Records

— BEGIN —

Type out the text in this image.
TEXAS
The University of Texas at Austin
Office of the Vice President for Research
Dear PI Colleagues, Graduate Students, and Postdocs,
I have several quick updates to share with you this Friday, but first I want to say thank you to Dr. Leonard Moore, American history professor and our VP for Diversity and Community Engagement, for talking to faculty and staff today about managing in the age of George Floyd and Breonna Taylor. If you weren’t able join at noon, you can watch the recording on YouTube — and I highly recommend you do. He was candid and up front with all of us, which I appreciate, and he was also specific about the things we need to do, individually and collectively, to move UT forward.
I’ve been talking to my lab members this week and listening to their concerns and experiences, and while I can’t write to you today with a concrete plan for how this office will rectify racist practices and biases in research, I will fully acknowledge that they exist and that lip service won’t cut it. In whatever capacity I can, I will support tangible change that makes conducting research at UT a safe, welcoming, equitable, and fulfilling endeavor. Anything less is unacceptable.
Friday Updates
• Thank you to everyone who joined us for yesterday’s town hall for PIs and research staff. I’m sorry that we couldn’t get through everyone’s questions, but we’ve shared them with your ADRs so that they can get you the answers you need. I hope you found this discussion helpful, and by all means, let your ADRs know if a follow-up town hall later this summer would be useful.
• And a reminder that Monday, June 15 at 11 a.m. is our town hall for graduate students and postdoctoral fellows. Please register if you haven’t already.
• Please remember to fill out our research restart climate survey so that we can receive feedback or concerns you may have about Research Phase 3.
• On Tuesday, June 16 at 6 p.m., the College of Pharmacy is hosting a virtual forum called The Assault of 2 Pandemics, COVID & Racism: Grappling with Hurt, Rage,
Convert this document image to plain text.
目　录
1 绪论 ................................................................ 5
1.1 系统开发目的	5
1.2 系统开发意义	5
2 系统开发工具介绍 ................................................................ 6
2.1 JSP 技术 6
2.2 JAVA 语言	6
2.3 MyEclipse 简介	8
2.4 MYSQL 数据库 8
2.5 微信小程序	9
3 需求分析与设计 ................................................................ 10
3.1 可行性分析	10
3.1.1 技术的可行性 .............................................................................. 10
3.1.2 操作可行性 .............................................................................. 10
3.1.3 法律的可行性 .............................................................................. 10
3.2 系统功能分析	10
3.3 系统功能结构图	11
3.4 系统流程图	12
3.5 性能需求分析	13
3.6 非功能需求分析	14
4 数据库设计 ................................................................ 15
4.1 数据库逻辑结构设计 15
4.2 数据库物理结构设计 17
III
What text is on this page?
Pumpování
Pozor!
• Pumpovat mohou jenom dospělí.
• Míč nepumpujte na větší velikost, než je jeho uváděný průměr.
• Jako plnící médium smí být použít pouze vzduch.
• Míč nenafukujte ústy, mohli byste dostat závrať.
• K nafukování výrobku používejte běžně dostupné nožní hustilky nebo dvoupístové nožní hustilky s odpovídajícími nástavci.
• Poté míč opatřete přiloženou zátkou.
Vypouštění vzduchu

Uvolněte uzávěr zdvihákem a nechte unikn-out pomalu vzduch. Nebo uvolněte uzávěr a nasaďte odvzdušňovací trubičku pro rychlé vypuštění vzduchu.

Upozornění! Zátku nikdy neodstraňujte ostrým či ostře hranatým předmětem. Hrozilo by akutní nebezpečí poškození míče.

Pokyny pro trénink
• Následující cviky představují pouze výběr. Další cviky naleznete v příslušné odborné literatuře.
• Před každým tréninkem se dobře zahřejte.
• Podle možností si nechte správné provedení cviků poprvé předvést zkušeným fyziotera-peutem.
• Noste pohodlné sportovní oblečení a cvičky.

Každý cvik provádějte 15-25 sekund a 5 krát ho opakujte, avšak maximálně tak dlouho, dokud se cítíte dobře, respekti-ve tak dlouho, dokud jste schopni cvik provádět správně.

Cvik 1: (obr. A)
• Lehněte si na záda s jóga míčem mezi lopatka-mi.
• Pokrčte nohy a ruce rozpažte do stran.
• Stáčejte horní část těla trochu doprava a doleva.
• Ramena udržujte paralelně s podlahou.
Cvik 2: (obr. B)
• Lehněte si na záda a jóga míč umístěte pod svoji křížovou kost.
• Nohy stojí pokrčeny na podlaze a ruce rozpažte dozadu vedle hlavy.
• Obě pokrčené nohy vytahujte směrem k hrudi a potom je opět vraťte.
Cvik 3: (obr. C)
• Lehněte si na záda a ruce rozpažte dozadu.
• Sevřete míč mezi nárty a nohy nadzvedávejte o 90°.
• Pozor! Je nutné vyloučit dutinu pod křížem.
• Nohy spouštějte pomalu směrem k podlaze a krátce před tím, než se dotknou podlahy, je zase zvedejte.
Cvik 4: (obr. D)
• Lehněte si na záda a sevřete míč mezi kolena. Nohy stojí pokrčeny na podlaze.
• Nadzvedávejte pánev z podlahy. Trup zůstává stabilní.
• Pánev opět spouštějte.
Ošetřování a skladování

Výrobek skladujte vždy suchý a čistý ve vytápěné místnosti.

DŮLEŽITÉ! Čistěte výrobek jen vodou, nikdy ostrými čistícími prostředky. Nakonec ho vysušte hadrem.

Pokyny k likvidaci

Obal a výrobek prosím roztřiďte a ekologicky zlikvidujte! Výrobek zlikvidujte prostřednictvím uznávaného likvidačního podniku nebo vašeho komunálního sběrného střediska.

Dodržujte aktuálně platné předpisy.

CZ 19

— END —

# [Stated exercise]
Which lines include "jóga"? Copy each of them out.

# [Result of the task]
• Lehněte si na záda s jóga míčem mezi lopatka-mi.
• Lehněte si na záda a jóga míč umístěte pod svoji křížovou kost.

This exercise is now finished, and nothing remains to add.